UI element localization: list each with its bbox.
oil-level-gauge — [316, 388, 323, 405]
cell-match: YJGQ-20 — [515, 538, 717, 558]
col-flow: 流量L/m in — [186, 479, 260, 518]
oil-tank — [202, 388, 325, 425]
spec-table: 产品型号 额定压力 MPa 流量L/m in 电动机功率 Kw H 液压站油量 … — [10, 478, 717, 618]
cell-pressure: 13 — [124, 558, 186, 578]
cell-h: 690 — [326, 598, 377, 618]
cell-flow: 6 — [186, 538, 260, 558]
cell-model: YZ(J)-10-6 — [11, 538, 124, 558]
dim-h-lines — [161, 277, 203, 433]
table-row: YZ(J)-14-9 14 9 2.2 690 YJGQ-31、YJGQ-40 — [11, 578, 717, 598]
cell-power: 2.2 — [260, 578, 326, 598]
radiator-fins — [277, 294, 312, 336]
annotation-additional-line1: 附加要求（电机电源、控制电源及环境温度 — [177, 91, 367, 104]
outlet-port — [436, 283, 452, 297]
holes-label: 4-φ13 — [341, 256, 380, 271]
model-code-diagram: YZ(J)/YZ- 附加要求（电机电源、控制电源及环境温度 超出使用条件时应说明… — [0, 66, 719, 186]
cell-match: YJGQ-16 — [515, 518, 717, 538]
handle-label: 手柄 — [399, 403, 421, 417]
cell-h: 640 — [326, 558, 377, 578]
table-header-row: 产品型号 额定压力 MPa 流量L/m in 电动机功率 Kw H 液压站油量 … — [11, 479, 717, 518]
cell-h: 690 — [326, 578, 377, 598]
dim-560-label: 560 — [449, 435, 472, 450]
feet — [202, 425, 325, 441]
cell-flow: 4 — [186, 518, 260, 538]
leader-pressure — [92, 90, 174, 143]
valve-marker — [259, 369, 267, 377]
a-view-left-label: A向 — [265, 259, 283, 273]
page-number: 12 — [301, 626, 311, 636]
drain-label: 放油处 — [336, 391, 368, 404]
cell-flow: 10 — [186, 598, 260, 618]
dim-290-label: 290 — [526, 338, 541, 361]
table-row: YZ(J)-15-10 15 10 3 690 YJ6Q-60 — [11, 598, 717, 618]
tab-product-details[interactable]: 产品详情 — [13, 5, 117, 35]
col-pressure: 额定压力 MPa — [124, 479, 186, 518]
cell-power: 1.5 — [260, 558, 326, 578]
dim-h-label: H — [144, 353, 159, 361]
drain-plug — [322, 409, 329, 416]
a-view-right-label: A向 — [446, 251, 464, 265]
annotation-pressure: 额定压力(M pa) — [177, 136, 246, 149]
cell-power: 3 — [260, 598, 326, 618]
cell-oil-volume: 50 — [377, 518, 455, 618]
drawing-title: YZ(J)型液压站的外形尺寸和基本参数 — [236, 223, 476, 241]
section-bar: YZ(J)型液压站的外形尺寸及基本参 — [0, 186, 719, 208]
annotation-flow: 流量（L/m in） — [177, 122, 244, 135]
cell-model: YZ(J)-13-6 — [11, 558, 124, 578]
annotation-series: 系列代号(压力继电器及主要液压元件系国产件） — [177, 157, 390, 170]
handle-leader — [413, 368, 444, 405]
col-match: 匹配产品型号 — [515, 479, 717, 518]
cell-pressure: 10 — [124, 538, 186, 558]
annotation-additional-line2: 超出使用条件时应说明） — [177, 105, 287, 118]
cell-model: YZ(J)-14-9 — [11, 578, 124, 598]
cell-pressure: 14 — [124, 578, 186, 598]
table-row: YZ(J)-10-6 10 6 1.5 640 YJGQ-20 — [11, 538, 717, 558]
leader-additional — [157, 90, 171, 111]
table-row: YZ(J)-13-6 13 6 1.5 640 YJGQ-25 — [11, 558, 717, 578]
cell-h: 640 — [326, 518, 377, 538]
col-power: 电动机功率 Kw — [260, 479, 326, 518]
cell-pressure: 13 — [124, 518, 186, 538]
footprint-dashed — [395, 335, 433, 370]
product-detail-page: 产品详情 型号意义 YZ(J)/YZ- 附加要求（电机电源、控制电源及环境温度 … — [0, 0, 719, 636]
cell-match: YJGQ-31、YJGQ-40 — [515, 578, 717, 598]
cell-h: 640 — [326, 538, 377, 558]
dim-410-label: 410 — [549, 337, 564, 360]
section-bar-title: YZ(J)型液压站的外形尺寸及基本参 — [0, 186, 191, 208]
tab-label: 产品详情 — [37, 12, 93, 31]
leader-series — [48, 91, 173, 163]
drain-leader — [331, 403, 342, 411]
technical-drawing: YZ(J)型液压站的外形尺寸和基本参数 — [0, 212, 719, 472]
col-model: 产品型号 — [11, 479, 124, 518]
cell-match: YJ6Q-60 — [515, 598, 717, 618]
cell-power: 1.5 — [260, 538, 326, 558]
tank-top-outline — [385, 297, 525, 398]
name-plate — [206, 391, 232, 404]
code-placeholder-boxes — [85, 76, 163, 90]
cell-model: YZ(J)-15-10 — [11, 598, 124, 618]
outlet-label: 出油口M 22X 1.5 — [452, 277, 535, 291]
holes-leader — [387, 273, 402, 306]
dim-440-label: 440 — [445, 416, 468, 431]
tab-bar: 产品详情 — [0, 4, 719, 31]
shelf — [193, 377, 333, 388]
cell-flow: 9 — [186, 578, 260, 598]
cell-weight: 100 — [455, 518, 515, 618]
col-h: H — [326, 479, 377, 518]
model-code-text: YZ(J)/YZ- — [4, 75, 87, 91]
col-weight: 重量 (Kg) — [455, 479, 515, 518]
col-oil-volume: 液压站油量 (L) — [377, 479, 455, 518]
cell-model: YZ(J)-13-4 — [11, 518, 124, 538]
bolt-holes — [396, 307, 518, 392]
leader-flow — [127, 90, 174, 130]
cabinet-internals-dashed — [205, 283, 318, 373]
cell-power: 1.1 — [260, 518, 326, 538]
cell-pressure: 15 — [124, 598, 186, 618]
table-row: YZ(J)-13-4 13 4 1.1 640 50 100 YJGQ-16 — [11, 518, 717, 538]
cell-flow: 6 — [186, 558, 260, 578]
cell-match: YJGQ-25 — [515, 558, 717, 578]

::::::

§ **Anforderungen**
Schreibe sämtliche Einträge neu und setze dabei überall „cell-motor“ an die Stelle von „cell-power“. Alles Übrige bleibt unverändert.

§ **Ergebnis der Aufgabe**
UI element localization: list each with its bbox.
oil-level-gauge — [316, 388, 323, 405]
cell-match: YJGQ-20 — [515, 538, 717, 558]
col-flow: 流量L/m in — [186, 479, 260, 518]
oil-tank — [202, 388, 325, 425]
spec-table: 产品型号 额定压力 MPa 流量L/m in 电动机功率 Kw H 液压站油量 … — [10, 478, 717, 618]
cell-pressure: 13 — [124, 558, 186, 578]
cell-h: 690 — [326, 598, 377, 618]
cell-flow: 6 — [186, 538, 260, 558]
cell-model: YZ(J)-10-6 — [11, 538, 124, 558]
dim-h-lines — [161, 277, 203, 433]
table-row: YZ(J)-14-9 14 9 2.2 690 YJGQ-31、YJGQ-40 — [11, 578, 717, 598]
cell-motor: 2.2 — [260, 578, 326, 598]
radiator-fins — [277, 294, 312, 336]
annotation-additional-line1: 附加要求（电机电源、控制电源及环境温度 — [177, 91, 367, 104]
outlet-port — [436, 283, 452, 297]
holes-label: 4-φ13 — [341, 256, 380, 271]
model-code-diagram: YZ(J)/YZ- 附加要求（电机电源、控制电源及环境温度 超出使用条件时应说明… — [0, 66, 719, 186]
cell-match: YJGQ-16 — [515, 518, 717, 538]
handle-label: 手柄 — [399, 403, 421, 417]
cell-h: 640 — [326, 558, 377, 578]
table-header-row: 产品型号 额定压力 MPa 流量L/m in 电动机功率 Kw H 液压站油量 … — [11, 479, 717, 518]
cell-h: 690 — [326, 578, 377, 598]
dim-560-label: 560 — [449, 435, 472, 450]
feet — [202, 425, 325, 441]
cell-flow: 4 — [186, 518, 260, 538]
leader-pressure — [92, 90, 174, 143]
valve-marker — [259, 369, 267, 377]
a-view-left-label: A向 — [265, 259, 283, 273]
page-number: 12 — [301, 626, 311, 636]
drain-label: 放油处 — [336, 391, 368, 404]
cell-flow: 10 — [186, 598, 260, 618]
dim-290-label: 290 — [526, 338, 541, 361]
table-row: YZ(J)-15-10 15 10 3 690 YJ6Q-60 — [11, 598, 717, 618]
tab-product-details[interactable]: 产品详情 — [13, 5, 117, 35]
col-pressure: 额定压力 MPa — [124, 479, 186, 518]
cell-motor: 1.5 — [260, 558, 326, 578]
dim-h-label: H — [144, 353, 159, 361]
drain-plug — [322, 409, 329, 416]
a-view-right-label: A向 — [446, 251, 464, 265]
annotation-pressure: 额定压力(M pa) — [177, 136, 246, 149]
cell-motor: 3 — [260, 598, 326, 618]
cell-oil-volume: 50 — [377, 518, 455, 618]
drawing-title: YZ(J)型液压站的外形尺寸和基本参数 — [236, 223, 476, 241]
section-bar: YZ(J)型液压站的外形尺寸及基本参 — [0, 186, 719, 208]
annotation-flow: 流量（L/m in） — [177, 122, 244, 135]
cell-model: YZ(J)-13-6 — [11, 558, 124, 578]
annotation-series: 系列代号(压力继电器及主要液压元件系国产件） — [177, 157, 390, 170]
handle-leader — [413, 368, 444, 405]
col-match: 匹配产品型号 — [515, 479, 717, 518]
cell-pressure: 10 — [124, 538, 186, 558]
annotation-additional-line2: 超出使用条件时应说明） — [177, 105, 287, 118]
cell-model: YZ(J)-14-9 — [11, 578, 124, 598]
cell-pressure: 14 — [124, 578, 186, 598]
table-row: YZ(J)-10-6 10 6 1.5 640 YJGQ-20 — [11, 538, 717, 558]
leader-additional — [157, 90, 171, 111]
table-row: YZ(J)-13-6 13 6 1.5 640 YJGQ-25 — [11, 558, 717, 578]
cell-h: 640 — [326, 518, 377, 538]
col-power: 电动机功率 Kw — [260, 479, 326, 518]
cell-pressure: 13 — [124, 518, 186, 538]
footprint-dashed — [395, 335, 433, 370]
product-detail-page: 产品详情 型号意义 YZ(J)/YZ- 附加要求（电机电源、控制电源及环境温度 … — [0, 0, 719, 636]
cell-match: YJGQ-31、YJGQ-40 — [515, 578, 717, 598]
cell-h: 640 — [326, 538, 377, 558]
dim-410-label: 410 — [549, 337, 564, 360]
section-bar-title: YZ(J)型液压站的外形尺寸及基本参 — [0, 186, 191, 208]
tab-label: 产品详情 — [37, 12, 93, 31]
leader-series — [48, 91, 173, 163]
drain-leader — [331, 403, 342, 411]
technical-drawing: YZ(J)型液压站的外形尺寸和基本参数 — [0, 212, 719, 472]
col-model: 产品型号 — [11, 479, 124, 518]
cell-match: YJ6Q-60 — [515, 598, 717, 618]
cell-motor: 1.5 — [260, 538, 326, 558]
tank-top-outline — [385, 297, 525, 398]
name-plate — [206, 391, 232, 404]
code-placeholder-boxes — [85, 76, 163, 90]
cell-model: YZ(J)-15-10 — [11, 598, 124, 618]
outlet-label: 出油口M 22X 1.5 — [452, 277, 535, 291]
holes-leader — [387, 273, 402, 306]
dim-440-label: 440 — [445, 416, 468, 431]
tab-bar: 产品详情 — [0, 4, 719, 31]
shelf — [193, 377, 333, 388]
cell-flow: 9 — [186, 578, 260, 598]
cell-weight: 100 — [455, 518, 515, 618]
col-h: H — [326, 479, 377, 518]
model-code-text: YZ(J)/YZ- — [4, 75, 87, 91]
col-weight: 重量 (Kg) — [455, 479, 515, 518]
col-oil-volume: 液压站油量 (L) — [377, 479, 455, 518]
cell-model: YZ(J)-13-4 — [11, 518, 124, 538]
bolt-holes — [396, 307, 518, 392]
leader-flow — [127, 90, 174, 130]
cabinet-internals-dashed — [205, 283, 318, 373]
cell-motor: 1.1 — [260, 518, 326, 538]
cell-pressure: 15 — [124, 598, 186, 618]
table-row: YZ(J)-13-4 13 4 1.1 640 50 100 YJGQ-16 — [11, 518, 717, 538]
cell-flow: 6 — [186, 558, 260, 578]
cell-match: YJGQ-25 — [515, 558, 717, 578]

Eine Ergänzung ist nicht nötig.